_WORK TO COMPLETE_
1. According to the book reviews, how many of the 45 referendums put to the Australian people succeeded?
2. Pick up the book reviews after their last sentence and continue them.

_PASSAGE_
(begin)
The novel features an unlikely investigative duo – a neglected kid from a troubled home, Matty Finnerty, and a boozehound journalist, Stuart Dryden, who’d rather be at the pub than chasing the story of his career. When Matty’s favourite teacher is found dead at a local beach, suspicion falls on his dad Robbie and the townsfolk make sure they’re not welcome any more. Armed with a disposable Kodak, Matty does what he can – the police don’t seem interested in finding the killer – though his superior sleuthing skills will need the help of a heroic adult to amount to much.
Jennings writes great dialogue, and the coming-of-age/detective fiction crossover is appealing. It might form the backbone of a decent screenplay, but it’s far too long and shaggy and haphazardly paced as a novel.
NON-FICTION PICK OF THE WEEK
Unconventional Women
Sarah Gilbert, MUP $39.99
It’s appropriate that I write this in my workroom in a former nun’s cell at the old Abbotsford Convent, for Sarah Gilbert’s tale of seven young women who became nuns in the 1950s and ’60s takes us behind convent walls and demystifies the mystery of the nun.
The convent to which they went, Servants of the Blessed Sacrament in Melbourne, did not allow the sisters to go outside other than to see a doctor and was dedicated entirely to the contemplative life.
In a combination of oral history and historical commentary, Gilbert traces what drew these women to this life, its effects on them – both good and bad – and the paths they chose upon leaving. Some stories, such as Marie’s – an unmarried mother who felt her life come back to her through faith – are deeply moving. All their memories and observations, highly nuanced, provide intriguing reading.
People Power
George Williams & David Hume, UNSW Press, $49.99
Of the 45 referendums put to the Australian people, only eight succeeded – all with bipartisan support. This updated history and analysis by two lawyers well-versed in constitutional law traces events from Federation until the Voice. It can have some dry legalese sections, but the case studies themselves are a keyhole onto the times.
The 1951 attempt by Menzies to ban the Communist Party looked a certainty only weeks out from the vote; by polling day, the 73 per cent vote in favour had evaporated and it was lost, with much of the press concluding in eerily familiar language that the government had mismanaged what was a heated, personal campaign.
The counter-point is the success of the 1967 referendum to amend the constitution in relation to the Indigenous population, which was supported by both parties. A timely study that addresses the question of why yes, like sorry, is so often the hardest word.
(end)
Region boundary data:
(begin)
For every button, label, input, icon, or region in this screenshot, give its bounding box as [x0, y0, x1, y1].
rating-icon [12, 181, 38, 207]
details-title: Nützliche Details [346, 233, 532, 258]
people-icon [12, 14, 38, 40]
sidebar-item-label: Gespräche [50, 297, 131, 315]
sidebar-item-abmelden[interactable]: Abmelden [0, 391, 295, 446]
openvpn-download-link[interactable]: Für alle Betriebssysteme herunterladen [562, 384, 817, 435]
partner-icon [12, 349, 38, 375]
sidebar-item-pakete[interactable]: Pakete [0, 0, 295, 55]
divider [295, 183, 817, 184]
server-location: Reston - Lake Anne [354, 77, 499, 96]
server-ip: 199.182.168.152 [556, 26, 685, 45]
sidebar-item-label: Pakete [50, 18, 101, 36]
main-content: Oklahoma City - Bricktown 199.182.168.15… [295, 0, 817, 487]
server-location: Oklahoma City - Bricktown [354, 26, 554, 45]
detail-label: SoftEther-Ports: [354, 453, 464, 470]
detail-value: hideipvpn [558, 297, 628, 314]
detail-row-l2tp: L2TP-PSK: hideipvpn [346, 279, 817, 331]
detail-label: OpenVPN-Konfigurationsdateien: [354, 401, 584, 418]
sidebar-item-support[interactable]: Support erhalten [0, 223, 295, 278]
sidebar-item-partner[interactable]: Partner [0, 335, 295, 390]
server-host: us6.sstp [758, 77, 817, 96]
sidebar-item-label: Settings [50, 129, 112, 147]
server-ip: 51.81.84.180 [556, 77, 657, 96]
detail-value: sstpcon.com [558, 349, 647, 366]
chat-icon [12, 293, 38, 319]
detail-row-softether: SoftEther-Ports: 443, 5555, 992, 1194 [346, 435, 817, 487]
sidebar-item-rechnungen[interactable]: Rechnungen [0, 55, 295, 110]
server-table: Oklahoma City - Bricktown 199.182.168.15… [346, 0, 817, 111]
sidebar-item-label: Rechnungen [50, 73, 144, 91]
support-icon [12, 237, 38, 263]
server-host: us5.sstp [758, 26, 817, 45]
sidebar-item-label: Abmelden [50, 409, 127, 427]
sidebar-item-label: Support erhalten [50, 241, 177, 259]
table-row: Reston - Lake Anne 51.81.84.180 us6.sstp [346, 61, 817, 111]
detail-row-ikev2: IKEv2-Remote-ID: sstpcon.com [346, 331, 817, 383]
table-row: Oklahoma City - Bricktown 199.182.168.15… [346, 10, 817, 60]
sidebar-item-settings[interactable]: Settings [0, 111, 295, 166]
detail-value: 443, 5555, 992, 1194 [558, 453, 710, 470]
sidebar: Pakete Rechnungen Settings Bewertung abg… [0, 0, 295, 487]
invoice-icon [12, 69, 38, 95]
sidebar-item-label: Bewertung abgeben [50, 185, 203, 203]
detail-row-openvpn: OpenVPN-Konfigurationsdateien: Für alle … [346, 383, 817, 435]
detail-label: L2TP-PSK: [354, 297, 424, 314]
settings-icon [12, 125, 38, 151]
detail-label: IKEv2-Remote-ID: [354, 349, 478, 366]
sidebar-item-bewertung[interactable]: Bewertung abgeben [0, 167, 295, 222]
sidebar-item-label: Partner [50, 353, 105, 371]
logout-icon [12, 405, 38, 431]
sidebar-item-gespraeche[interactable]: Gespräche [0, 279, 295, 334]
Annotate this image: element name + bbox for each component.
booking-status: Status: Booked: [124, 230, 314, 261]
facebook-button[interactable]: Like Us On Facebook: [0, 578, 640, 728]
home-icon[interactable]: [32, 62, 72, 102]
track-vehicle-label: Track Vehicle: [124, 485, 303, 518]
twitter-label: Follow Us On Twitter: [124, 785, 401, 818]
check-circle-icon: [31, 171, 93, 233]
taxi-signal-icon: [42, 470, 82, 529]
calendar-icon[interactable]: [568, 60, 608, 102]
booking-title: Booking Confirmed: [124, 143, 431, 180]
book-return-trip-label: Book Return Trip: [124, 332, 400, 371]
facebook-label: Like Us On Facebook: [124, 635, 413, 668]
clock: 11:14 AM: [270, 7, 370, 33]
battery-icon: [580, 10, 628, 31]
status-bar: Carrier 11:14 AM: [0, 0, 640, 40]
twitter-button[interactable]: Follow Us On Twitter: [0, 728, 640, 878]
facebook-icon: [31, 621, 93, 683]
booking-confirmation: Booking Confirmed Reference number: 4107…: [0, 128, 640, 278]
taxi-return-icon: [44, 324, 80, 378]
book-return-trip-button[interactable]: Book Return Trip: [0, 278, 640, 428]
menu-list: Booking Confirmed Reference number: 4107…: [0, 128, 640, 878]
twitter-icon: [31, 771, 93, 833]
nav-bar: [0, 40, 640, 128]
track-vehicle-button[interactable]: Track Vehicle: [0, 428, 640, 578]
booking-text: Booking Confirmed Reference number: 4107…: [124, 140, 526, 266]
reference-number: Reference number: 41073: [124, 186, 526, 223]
(end)
_EXERCISE ANSWERS_
1. Eight, all with bipartisan support.

2.
Henry V
Dan Jones, Head of Zeus, $34.99
Churchill called Henry V “a gleam of splendour in the dark, troubled story of medieval England”, Shakespeare mythologised him and Olivier mobilised him during WWII.
Dan Jones, bestselling veteran medieval chronicler clearly admires the hero of Agincourt, but also finds him a conundrum: warrior, a reputed “tearaway, womanising drunk”, responsible for the massacre of French prisoners of war – yet also, apparently, literary, artistic and musical. Jones says that the only way to get some idea of who Henry was is to understand him as Prince Hal in the years that preceded his 11-year reign.
While acknowledging the limited source material available, he plunges in, writing in the present tense in a style that has a melodramatic immediacy and, at times, a romping novelistic air. This is fun, popular history.
A Periodic Tale
Dr Karl Kruszelnicki, ABC Books, $44.99
Popular media science figure Dr Karl may well – as he says in this engaging memoir – live in a random universe along with the rest of us (“random” is a keyword throughout the text), but those random episodes that constitute his life, nonetheless, fall into place here like a well-structured story.
His father, a Polish Catholic who spoke multiple languages, and his mother, a Polish Jew, managed to survive the war and sailed for Australia when he was two, setting in train what is essentially a post-war migrant tale, Karl constantly feeling like an outsider at his catholic school. At an early age, science called, as did taxi driving (being beaten up), working as a rock roadie and film-making, as well as love and family. He covers events both light and exceedingly dark, but all with an admirably calm, detached ironic style.